**Challenge:** Substitute "resistance" for every "resistor" in the entries starting at the first line and ending at the line that contains "svg-text:1 Hz: 1 Hz — [276, 569, 308, 586]", both included. Reproduce only those lines and change nothing else.

"""

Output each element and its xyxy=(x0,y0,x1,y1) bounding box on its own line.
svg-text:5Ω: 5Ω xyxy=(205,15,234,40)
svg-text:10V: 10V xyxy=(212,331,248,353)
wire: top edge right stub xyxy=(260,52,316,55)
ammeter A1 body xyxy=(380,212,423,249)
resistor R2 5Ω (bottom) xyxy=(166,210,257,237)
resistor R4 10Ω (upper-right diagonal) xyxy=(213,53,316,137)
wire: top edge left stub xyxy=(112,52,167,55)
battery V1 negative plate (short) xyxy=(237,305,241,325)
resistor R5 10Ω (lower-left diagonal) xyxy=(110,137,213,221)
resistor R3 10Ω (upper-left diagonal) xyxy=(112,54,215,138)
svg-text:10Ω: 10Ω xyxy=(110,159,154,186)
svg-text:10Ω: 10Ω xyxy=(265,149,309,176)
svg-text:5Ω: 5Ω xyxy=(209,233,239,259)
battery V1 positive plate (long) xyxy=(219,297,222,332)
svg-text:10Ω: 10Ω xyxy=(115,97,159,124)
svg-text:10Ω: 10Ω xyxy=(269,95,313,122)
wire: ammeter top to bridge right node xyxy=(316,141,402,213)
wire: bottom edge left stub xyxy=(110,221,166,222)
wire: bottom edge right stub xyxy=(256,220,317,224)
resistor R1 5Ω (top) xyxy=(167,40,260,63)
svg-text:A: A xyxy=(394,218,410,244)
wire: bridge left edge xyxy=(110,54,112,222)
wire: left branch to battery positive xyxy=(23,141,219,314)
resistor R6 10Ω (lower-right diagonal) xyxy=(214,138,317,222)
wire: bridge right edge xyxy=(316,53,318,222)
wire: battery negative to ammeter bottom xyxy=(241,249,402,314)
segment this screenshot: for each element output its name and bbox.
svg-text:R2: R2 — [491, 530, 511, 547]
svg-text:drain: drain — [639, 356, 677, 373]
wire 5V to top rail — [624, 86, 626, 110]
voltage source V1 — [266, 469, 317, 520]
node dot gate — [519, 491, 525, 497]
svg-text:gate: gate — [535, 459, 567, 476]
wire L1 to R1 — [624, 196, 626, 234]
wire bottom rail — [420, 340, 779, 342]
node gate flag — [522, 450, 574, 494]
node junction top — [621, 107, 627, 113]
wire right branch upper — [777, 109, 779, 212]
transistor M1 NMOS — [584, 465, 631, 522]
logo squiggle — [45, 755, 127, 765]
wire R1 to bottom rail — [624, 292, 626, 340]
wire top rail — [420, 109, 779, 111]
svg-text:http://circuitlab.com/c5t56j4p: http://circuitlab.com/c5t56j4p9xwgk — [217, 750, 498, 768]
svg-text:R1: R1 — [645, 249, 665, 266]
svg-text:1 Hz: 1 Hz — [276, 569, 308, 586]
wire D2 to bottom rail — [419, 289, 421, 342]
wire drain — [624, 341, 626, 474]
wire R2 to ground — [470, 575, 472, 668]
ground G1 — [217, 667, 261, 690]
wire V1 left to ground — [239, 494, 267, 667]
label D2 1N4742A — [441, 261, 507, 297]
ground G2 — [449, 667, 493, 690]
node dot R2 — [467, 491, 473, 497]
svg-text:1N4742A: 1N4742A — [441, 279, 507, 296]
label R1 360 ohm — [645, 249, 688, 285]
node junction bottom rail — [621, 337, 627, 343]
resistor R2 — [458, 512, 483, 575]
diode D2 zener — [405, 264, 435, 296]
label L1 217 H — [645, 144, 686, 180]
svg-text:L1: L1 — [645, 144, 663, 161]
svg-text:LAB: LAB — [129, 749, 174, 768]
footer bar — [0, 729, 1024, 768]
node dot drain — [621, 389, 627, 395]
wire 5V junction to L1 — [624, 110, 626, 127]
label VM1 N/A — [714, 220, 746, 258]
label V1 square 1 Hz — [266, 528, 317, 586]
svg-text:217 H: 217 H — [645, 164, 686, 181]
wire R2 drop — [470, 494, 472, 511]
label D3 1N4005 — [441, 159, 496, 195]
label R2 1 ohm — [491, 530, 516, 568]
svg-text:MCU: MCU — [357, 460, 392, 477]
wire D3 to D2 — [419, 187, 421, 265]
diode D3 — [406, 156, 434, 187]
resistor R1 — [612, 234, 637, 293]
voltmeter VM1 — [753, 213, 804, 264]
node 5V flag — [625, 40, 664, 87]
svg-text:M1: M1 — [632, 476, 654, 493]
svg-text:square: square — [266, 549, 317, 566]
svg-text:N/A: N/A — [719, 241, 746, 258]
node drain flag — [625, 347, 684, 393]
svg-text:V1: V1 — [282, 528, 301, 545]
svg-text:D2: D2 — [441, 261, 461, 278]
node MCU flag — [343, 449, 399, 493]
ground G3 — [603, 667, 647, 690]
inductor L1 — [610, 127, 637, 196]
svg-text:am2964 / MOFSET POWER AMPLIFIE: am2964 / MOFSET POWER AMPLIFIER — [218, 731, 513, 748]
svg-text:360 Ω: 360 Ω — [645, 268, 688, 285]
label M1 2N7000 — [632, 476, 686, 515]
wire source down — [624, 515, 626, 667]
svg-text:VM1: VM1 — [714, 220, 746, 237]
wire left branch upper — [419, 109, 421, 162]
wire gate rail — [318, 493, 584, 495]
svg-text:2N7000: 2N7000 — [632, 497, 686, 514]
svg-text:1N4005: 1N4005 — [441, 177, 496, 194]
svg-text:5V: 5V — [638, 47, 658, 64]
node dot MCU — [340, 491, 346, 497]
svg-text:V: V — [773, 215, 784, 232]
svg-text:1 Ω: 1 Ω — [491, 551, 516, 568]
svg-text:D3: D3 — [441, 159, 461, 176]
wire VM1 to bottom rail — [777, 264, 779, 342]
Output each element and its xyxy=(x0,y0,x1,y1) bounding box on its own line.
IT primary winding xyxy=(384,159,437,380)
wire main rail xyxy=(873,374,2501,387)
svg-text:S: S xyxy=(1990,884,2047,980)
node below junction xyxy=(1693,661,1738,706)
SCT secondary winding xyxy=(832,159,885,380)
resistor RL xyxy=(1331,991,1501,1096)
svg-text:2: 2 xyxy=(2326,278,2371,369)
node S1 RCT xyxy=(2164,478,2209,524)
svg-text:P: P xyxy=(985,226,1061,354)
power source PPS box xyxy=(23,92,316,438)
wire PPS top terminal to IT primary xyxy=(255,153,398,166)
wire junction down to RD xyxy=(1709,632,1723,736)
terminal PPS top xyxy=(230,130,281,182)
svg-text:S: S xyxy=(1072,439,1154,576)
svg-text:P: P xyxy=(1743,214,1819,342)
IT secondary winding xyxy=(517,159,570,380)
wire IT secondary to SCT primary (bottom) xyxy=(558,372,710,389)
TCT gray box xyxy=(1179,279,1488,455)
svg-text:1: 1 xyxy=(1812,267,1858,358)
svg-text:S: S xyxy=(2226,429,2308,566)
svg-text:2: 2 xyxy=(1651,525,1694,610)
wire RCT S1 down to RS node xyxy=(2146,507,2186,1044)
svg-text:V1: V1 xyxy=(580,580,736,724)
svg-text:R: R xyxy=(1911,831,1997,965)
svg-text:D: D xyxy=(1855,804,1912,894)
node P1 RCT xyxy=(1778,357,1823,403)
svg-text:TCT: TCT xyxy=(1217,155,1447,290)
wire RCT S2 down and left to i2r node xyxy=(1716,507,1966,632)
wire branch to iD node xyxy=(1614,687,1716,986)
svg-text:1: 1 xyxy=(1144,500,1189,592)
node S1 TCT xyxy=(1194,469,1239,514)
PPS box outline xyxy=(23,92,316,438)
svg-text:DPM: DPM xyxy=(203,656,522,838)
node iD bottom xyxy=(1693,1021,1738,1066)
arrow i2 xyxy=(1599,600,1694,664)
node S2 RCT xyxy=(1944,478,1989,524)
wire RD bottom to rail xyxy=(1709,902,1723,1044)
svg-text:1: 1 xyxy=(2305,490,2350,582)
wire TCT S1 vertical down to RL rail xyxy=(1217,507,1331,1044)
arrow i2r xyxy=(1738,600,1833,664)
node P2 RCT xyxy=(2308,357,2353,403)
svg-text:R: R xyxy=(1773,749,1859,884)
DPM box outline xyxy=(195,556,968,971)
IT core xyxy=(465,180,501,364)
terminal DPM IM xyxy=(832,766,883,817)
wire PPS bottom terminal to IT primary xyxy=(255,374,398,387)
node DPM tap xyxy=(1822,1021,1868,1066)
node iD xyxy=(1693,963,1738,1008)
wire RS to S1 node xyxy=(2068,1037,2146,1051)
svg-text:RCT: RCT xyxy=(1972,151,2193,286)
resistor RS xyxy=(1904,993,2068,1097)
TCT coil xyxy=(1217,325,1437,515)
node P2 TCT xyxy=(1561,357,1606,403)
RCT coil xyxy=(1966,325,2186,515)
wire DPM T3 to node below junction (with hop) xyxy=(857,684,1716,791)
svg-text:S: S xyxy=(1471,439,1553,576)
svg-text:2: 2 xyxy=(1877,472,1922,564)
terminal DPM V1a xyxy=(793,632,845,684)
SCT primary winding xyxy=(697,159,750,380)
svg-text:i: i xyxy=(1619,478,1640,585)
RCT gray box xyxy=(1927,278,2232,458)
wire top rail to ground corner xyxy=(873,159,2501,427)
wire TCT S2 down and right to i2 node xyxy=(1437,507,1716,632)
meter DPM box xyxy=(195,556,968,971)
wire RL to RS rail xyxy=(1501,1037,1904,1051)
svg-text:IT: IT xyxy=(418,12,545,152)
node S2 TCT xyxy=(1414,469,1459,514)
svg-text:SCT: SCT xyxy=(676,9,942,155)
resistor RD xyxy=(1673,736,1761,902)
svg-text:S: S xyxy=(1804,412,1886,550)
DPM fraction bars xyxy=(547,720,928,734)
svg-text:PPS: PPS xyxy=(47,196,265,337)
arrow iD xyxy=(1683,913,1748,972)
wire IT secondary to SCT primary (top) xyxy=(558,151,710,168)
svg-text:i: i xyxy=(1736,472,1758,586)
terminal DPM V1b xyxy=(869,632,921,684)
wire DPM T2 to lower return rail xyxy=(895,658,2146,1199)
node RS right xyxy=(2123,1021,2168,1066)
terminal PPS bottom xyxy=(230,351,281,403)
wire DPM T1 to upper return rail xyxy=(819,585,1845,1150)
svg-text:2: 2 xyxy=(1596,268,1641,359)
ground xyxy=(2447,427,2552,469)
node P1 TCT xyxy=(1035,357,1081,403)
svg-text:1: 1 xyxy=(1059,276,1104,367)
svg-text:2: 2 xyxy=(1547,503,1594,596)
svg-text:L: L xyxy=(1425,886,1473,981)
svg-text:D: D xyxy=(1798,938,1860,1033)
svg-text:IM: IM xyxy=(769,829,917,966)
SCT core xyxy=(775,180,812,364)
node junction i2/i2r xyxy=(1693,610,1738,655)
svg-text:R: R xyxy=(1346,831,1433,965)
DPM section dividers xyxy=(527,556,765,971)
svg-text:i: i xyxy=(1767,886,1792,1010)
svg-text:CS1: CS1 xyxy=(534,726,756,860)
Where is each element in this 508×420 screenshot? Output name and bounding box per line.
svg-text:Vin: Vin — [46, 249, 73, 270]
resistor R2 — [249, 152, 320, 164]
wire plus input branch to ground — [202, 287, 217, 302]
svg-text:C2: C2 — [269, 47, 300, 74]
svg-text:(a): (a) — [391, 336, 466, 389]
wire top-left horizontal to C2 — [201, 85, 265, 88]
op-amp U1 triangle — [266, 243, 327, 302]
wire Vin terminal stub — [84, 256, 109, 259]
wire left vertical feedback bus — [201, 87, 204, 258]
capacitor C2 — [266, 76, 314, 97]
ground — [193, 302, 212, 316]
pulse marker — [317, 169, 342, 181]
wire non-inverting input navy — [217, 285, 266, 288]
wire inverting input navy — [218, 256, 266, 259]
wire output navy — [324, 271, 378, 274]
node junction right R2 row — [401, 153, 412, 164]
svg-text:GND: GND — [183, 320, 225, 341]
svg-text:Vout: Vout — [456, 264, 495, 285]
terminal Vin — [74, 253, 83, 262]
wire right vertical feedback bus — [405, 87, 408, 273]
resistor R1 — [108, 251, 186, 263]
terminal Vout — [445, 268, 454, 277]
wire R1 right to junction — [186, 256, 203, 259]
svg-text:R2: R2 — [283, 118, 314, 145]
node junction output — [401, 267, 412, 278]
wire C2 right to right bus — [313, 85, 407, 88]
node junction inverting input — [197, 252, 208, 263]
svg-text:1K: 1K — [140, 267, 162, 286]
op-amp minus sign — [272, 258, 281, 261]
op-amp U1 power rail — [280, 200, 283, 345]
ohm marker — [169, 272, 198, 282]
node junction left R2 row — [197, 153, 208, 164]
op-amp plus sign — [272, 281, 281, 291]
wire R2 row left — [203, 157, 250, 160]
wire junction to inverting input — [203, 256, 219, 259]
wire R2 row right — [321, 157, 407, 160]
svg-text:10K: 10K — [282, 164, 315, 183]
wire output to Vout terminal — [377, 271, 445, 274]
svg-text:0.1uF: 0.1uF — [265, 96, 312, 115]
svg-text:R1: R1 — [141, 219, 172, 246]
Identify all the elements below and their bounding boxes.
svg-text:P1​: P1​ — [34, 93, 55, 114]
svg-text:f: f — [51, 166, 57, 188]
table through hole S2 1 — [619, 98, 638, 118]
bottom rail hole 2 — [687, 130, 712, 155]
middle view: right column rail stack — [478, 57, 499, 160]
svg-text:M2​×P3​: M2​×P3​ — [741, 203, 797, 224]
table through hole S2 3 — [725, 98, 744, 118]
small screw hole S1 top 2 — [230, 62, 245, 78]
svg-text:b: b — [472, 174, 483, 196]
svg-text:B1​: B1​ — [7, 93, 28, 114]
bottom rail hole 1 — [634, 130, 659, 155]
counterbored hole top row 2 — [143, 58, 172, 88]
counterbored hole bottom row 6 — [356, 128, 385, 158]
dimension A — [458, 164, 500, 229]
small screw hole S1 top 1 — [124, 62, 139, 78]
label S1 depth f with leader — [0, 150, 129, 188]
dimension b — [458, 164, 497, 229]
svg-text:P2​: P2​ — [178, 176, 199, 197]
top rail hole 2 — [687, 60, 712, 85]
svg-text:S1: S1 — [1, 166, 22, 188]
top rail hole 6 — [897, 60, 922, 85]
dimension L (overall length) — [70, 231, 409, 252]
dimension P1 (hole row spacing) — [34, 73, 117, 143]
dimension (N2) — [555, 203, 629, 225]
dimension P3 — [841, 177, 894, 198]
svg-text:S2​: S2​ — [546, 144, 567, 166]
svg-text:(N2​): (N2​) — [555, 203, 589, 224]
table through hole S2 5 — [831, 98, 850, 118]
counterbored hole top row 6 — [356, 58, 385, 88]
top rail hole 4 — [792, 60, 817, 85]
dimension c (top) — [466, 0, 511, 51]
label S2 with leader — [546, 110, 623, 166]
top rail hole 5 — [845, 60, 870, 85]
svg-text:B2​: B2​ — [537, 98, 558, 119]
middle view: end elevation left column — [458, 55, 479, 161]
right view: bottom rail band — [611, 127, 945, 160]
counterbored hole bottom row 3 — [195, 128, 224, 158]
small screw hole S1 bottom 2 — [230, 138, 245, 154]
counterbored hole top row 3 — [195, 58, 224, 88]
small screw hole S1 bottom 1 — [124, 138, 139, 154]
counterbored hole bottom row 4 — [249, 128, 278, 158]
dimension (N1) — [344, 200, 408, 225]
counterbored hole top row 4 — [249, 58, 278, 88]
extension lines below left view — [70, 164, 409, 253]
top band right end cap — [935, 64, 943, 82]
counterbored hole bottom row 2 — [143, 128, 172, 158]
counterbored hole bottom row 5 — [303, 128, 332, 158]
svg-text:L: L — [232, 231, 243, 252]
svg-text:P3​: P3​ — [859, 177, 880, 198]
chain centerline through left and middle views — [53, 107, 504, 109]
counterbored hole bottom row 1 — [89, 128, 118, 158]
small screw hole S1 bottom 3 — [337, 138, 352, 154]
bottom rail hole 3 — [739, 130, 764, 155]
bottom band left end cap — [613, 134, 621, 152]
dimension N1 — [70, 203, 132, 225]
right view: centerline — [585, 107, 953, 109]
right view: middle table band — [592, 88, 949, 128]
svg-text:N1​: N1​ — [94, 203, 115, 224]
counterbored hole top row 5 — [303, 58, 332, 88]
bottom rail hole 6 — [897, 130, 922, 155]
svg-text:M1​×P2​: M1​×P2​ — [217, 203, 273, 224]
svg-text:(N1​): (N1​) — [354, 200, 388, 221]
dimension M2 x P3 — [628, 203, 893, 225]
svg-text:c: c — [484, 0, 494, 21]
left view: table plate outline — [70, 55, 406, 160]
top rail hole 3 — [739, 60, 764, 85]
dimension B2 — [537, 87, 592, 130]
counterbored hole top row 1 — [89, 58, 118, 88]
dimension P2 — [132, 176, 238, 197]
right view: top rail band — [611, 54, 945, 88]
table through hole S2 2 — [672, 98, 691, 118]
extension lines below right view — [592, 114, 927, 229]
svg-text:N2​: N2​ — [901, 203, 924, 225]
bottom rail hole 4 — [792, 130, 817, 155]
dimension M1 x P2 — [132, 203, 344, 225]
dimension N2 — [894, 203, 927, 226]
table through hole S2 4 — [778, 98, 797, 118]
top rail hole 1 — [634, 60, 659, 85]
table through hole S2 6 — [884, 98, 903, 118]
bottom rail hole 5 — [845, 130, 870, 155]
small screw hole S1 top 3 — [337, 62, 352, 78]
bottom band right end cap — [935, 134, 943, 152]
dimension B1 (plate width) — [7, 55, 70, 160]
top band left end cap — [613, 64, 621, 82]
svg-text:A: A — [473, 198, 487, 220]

"""

**Result:**
Output each element and its xyxy=(x0,y0,x1,y1) bounding box on its own line.
svg-text:5Ω: 5Ω xyxy=(205,15,234,40)
svg-text:10V: 10V xyxy=(212,331,248,353)
wire: top edge right stub xyxy=(260,52,316,55)
ammeter A1 body xyxy=(380,212,423,249)
resistance R2 5Ω (bottom) xyxy=(166,210,257,237)
resistance R4 10Ω (upper-right diagonal) xyxy=(213,53,316,137)
wire: top edge left stub xyxy=(112,52,167,55)
battery V1 negative plate (short) xyxy=(237,305,241,325)
resistance R5 10Ω (lower-left diagonal) xyxy=(110,137,213,221)
resistance R3 10Ω (upper-left diagonal) xyxy=(112,54,215,138)
svg-text:10Ω: 10Ω xyxy=(110,159,154,186)
svg-text:10Ω: 10Ω xyxy=(265,149,309,176)
svg-text:5Ω: 5Ω xyxy=(209,233,239,259)
battery V1 positive plate (long) xyxy=(219,297,222,332)
svg-text:10Ω: 10Ω xyxy=(115,97,159,124)
svg-text:10Ω: 10Ω xyxy=(269,95,313,122)
wire: ammeter top to bridge right node xyxy=(316,141,402,213)
wire: bottom edge left stub xyxy=(110,221,166,222)
wire: bottom edge right stub xyxy=(256,220,317,224)
resistance R1 5Ω (top) xyxy=(167,40,260,63)
svg-text:A: A xyxy=(394,218,410,244)
wire: bridge left edge xyxy=(110,54,112,222)
wire: left branch to battery positive xyxy=(23,141,219,314)
resistance R6 10Ω (lower-right diagonal) xyxy=(214,138,317,222)
wire: bridge right edge xyxy=(316,53,318,222)
wire: battery negative to ammeter bottom xyxy=(241,249,402,314)
segment this screenshot: for each element output its name and bbox.
svg-text:R2: R2 — [491, 530, 511, 547]
svg-text:drain: drain — [639, 356, 677, 373]
wire 5V to top rail — [624, 86, 626, 110]
voltage source V1 — [266, 469, 317, 520]
node dot gate — [519, 491, 525, 497]
svg-text:gate: gate — [535, 459, 567, 476]
wire L1 to R1 — [624, 196, 626, 234]
wire bottom rail — [420, 340, 779, 342]
node gate flag — [522, 450, 574, 494]
node junction top — [621, 107, 627, 113]
wire right branch upper — [777, 109, 779, 212]
transistor M1 NMOS — [584, 465, 631, 522]
logo squiggle — [45, 755, 127, 765]
wire R1 to bottom rail — [624, 292, 626, 340]
wire top rail — [420, 109, 779, 111]
svg-text:http://circuitlab.com/c5t56j4p: http://circuitlab.com/c5t56j4p9xwgk — [217, 750, 498, 768]
svg-text:R1: R1 — [645, 249, 665, 266]
svg-text:1 Hz: 1 Hz — [276, 569, 308, 586]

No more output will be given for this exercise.